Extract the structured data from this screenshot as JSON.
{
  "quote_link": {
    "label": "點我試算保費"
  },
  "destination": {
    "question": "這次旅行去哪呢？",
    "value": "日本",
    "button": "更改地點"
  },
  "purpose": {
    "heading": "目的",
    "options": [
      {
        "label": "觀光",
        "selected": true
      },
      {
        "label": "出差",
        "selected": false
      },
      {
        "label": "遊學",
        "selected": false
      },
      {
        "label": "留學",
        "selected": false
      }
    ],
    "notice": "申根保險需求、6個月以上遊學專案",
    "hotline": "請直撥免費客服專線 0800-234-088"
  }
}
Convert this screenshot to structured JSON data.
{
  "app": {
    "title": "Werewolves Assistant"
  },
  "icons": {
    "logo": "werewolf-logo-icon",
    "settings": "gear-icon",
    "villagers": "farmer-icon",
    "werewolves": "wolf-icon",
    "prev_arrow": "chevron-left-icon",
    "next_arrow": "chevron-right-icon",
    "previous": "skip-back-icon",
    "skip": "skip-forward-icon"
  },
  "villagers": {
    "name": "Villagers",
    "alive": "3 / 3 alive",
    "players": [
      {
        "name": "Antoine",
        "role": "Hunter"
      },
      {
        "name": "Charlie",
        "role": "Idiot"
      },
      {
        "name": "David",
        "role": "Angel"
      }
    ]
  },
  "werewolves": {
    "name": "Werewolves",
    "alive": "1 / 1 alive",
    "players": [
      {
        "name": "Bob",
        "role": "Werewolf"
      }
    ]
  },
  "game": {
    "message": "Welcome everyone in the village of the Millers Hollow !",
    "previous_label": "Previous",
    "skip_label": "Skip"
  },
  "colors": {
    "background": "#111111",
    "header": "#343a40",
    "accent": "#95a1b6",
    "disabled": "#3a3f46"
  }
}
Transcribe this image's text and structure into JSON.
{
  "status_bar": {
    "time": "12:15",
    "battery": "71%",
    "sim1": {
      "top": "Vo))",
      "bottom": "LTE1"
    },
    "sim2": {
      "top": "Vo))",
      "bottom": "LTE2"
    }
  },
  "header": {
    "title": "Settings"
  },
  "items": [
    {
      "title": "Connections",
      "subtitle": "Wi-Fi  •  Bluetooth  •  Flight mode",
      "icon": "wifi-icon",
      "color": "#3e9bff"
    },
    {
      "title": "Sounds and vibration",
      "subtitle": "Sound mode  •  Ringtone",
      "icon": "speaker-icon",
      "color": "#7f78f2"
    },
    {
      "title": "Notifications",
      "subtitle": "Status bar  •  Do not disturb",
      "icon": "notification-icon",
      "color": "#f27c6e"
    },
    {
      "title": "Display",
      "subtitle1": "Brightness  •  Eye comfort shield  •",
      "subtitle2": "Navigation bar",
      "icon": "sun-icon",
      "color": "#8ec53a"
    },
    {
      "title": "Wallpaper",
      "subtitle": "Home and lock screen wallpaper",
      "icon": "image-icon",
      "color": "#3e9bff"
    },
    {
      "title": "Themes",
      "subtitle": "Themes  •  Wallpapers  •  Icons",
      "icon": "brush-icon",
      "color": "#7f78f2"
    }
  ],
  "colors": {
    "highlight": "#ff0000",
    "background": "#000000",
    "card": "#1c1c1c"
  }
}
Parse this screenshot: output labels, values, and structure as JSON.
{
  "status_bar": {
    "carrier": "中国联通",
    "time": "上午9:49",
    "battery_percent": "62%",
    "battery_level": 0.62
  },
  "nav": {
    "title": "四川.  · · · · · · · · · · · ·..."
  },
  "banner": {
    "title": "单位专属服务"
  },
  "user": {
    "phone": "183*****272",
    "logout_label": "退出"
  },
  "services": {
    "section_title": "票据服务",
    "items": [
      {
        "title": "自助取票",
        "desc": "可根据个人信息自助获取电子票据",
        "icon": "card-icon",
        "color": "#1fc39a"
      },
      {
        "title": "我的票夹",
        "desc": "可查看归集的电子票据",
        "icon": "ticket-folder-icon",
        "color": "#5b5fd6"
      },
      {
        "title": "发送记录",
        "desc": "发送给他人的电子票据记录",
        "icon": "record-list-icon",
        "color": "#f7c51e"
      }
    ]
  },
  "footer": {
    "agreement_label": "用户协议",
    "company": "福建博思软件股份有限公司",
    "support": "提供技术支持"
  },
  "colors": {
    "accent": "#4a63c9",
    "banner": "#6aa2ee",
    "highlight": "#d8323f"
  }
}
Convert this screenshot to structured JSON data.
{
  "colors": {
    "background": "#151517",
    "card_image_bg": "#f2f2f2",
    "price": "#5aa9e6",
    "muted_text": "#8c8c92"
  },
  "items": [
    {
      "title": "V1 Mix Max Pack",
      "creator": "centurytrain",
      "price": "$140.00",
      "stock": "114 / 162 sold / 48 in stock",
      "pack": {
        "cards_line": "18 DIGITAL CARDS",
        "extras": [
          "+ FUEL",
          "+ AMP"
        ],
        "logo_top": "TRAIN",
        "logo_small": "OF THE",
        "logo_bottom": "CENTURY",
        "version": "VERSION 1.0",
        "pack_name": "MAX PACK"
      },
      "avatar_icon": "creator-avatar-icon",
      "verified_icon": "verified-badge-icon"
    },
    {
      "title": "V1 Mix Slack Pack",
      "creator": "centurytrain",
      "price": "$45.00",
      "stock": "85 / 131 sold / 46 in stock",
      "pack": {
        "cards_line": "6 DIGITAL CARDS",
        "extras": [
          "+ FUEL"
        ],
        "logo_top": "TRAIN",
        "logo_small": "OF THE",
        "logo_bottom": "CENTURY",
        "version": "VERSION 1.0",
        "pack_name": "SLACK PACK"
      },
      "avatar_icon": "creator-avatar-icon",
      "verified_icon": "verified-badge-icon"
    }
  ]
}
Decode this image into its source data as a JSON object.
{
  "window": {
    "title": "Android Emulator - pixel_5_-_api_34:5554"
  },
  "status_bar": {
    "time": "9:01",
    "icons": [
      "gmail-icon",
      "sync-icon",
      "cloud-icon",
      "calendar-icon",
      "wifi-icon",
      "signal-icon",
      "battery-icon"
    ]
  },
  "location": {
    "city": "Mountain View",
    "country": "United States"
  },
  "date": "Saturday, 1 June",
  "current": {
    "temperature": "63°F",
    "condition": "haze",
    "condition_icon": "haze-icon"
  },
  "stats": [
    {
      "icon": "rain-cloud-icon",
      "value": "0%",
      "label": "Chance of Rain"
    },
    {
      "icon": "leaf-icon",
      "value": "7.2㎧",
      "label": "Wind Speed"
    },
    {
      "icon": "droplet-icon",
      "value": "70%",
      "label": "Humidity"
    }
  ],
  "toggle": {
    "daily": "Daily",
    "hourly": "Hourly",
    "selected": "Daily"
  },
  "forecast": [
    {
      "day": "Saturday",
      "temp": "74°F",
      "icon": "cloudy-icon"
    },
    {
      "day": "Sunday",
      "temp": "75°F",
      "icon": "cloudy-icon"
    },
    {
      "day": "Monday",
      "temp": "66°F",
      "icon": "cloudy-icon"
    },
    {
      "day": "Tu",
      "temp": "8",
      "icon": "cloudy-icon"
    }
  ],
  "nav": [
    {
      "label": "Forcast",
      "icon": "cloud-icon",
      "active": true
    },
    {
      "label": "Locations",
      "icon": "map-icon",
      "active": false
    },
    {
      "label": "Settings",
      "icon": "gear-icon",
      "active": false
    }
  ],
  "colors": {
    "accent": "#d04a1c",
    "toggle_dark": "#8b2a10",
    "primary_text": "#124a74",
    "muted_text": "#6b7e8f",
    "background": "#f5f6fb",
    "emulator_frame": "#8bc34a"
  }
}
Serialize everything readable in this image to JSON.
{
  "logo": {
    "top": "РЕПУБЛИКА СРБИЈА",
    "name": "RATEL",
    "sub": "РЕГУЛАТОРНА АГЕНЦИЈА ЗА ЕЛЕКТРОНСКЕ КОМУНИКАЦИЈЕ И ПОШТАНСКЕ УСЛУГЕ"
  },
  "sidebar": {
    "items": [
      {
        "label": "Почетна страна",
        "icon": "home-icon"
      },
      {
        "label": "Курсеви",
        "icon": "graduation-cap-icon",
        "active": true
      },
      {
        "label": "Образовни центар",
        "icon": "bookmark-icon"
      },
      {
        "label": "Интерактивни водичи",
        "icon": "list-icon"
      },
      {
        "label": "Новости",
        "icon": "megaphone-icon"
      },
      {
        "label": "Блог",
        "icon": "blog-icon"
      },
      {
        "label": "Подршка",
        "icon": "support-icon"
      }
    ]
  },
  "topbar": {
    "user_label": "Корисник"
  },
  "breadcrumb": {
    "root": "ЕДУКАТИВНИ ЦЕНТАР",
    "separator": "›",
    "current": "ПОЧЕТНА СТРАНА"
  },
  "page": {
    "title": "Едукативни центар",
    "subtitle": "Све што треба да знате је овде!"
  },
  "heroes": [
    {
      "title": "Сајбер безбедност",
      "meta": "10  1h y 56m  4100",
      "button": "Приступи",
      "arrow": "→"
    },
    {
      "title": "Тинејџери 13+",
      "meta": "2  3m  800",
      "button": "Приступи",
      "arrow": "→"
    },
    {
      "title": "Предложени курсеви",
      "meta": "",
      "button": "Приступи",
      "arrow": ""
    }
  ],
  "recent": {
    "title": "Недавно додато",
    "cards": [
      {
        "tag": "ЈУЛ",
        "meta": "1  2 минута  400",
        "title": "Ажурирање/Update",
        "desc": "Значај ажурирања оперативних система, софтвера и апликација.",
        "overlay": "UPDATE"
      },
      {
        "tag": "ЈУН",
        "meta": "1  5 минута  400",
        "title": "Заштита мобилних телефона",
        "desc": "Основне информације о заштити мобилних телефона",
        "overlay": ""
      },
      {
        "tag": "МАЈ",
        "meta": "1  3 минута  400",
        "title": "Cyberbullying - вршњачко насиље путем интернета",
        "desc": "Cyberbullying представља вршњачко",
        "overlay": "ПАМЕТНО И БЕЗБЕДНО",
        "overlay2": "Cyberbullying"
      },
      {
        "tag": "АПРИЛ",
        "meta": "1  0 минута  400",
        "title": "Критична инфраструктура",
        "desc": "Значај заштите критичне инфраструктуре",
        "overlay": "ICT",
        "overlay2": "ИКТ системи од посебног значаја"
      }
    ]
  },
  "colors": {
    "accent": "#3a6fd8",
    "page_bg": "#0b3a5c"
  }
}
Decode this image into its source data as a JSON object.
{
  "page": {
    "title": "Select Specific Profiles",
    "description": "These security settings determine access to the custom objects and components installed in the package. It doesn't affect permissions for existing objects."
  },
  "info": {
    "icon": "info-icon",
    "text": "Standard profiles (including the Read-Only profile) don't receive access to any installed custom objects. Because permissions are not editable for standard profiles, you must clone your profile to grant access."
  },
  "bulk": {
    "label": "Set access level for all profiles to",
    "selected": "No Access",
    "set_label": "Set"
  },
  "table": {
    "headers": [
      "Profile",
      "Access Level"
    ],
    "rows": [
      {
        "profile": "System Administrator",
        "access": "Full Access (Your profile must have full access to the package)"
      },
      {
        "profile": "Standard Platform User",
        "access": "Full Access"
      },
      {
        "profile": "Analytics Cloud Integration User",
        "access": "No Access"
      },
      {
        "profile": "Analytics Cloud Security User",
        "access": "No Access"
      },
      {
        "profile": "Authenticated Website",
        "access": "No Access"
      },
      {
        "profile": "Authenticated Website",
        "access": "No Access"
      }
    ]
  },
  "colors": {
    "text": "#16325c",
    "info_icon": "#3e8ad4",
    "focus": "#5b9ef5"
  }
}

Request: Extract lines where the string "haze" occurs.

Result below:
    "condition": "haze",
    "condition_icon": "haze-icon"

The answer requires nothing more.